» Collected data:
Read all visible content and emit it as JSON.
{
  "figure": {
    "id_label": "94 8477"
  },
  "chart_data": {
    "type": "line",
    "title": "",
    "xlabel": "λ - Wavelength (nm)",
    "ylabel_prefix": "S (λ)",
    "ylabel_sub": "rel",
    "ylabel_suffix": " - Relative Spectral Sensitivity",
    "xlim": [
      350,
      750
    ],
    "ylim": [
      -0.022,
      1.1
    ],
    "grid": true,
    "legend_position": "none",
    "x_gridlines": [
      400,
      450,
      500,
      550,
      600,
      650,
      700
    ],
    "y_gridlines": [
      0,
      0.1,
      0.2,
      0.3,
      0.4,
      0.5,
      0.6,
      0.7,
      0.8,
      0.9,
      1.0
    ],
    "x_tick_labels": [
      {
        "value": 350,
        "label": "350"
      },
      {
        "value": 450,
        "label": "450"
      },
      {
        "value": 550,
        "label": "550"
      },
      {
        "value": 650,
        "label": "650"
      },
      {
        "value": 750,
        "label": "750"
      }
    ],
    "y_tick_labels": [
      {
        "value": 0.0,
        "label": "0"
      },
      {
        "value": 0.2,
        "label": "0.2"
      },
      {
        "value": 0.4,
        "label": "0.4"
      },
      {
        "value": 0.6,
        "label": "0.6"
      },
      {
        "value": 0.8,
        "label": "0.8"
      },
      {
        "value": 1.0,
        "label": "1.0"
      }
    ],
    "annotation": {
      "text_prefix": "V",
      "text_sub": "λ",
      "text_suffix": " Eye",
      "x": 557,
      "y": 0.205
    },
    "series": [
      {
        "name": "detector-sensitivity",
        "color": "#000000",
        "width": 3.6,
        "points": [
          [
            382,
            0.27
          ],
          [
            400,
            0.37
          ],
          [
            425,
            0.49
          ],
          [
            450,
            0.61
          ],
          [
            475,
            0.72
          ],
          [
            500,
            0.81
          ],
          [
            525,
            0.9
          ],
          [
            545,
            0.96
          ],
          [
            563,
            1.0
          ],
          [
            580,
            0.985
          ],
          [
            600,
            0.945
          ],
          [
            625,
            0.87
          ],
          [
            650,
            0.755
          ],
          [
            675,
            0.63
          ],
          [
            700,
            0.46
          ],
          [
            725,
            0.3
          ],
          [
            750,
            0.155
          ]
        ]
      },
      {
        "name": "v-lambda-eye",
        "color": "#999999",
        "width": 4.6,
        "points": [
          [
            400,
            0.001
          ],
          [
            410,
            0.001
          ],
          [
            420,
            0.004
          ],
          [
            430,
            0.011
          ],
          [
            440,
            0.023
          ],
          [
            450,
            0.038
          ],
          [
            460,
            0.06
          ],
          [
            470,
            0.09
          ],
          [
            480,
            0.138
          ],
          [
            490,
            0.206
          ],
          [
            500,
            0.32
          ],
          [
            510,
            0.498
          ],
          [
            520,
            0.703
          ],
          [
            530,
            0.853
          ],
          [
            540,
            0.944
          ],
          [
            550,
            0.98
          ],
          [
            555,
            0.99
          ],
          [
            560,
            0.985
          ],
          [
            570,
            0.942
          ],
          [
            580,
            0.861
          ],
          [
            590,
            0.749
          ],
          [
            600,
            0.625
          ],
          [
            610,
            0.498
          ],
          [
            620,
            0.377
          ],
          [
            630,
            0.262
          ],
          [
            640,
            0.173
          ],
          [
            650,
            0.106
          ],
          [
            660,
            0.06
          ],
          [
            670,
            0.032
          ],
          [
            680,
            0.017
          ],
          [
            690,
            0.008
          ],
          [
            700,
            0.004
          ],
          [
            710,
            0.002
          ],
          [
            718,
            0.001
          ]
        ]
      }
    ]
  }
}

» Task brief: Reproduce each line of the material above precisely.

» Solution for this exercise:
Read all visible content and emit it as JSON.
{
  "figure": {
    "id_label": "94 8477"
  },
  "chart_data": {
    "type": "line",
    "title": "",
    "xlabel": "λ - Wavelength (nm)",
    "ylabel_prefix": "S (λ)",
    "ylabel_sub": "rel",
    "ylabel_suffix": " - Relative Spectral Sensitivity",
    "xlim": [
      350,
      750
    ],
    "ylim": [
      -0.022,
      1.1
    ],
    "grid": true,
    "legend_position": "none",
    "x_gridlines": [
      400,
      450,
      500,
      550,
      600,
      650,
      700
    ],
    "y_gridlines": [
      0,
      0.1,
      0.2,
      0.3,
      0.4,
      0.5,
      0.6,
      0.7,
      0.8,
      0.9,
      1.0
    ],
    "x_tick_labels": [
      {
        "value": 350,
        "label": "350"
      },
      {
        "value": 450,
        "label": "450"
      },
      {
        "value": 550,
        "label": "550"
      },
      {
        "value": 650,
        "label": "650"
      },
      {
        "value": 750,
        "label": "750"
      }
    ],
    "y_tick_labels": [
      {
        "value": 0.0,
        "label": "0"
      },
      {
        "value": 0.2,
        "label": "0.2"
      },
      {
        "value": 0.4,
        "label": "0.4"
      },
      {
        "value": 0.6,
        "label": "0.6"
      },
      {
        "value": 0.8,
        "label": "0.8"
      },
      {
        "value": 1.0,
        "label": "1.0"
      }
    ],
    "annotation": {
      "text_prefix": "V",
      "text_sub": "λ",
      "text_suffix": " Eye",
      "x": 557,
      "y": 0.205
    },
    "series": [
      {
        "name": "detector-sensitivity",
        "color": "#000000",
        "width": 3.6,
        "points": [
          [
            382,
            0.27
          ],
          [
            400,
            0.37
          ],
          [
            425,
            0.49
          ],
          [
            450,
            0.61
          ],
          [
            475,
            0.72
          ],
          [
            500,
            0.81
          ],
          [
            525,
            0.9
          ],
          [
            545,
            0.96
          ],
          [
            563,
            1.0
          ],
          [
            580,
            0.985
          ],
          [
            600,
            0.945
          ],
          [
            625,
            0.87
          ],
          [
            650,
            0.755
          ],
          [
            675,
            0.63
          ],
          [
            700,
            0.46
          ],
          [
            725,
            0.3
          ],
          [
            750,
            0.155
          ]
        ]
      },
      {
        "name": "v-lambda-eye",
        "color": "#999999",
        "width": 4.6,
        "points": [
          [
            400,
            0.001
          ],
          [
            410,
            0.001
          ],
          [
            420,
            0.004
          ],
          [
            430,
            0.011
          ],
          [
            440,
            0.023
          ],
          [
            450,
            0.038
          ],
          [
            460,
            0.06
          ],
          [
            470,
            0.09
          ],
          [
            480,
            0.138
          ],
          [
            490,
            0.206
          ],
          [
            500,
            0.32
          ],
          [
            510,
            0.498
          ],
          [
            520,
            0.703
          ],
          [
            530,
            0.853
          ],
          [
            540,
            0.944
          ],
          [
            550,
            0.98
          ],
          [
            555,
            0.99
          ],
          [
            560,
            0.985
          ],
          [
            570,
            0.942
          ],
          [
            580,
            0.861
          ],
          [
            590,
            0.749
          ],
          [
            600,
            0.625
          ],
          [
            610,
            0.498
          ],
          [
            620,
            0.377
          ],
          [
            630,
            0.262
          ],
          [
            640,
            0.173
          ],
          [
            650,
            0.106
          ],
          [
            660,
            0.06
          ],
          [
            670,
            0.032
          ],
          [
            680,
            0.017
          ],
          [
            690,
            0.008
          ],
          [
            700,
            0.004
          ],
          [
            710,
            0.002
          ],
          [
            718,
            0.001
          ]
        ]
      }
    ]
  }
}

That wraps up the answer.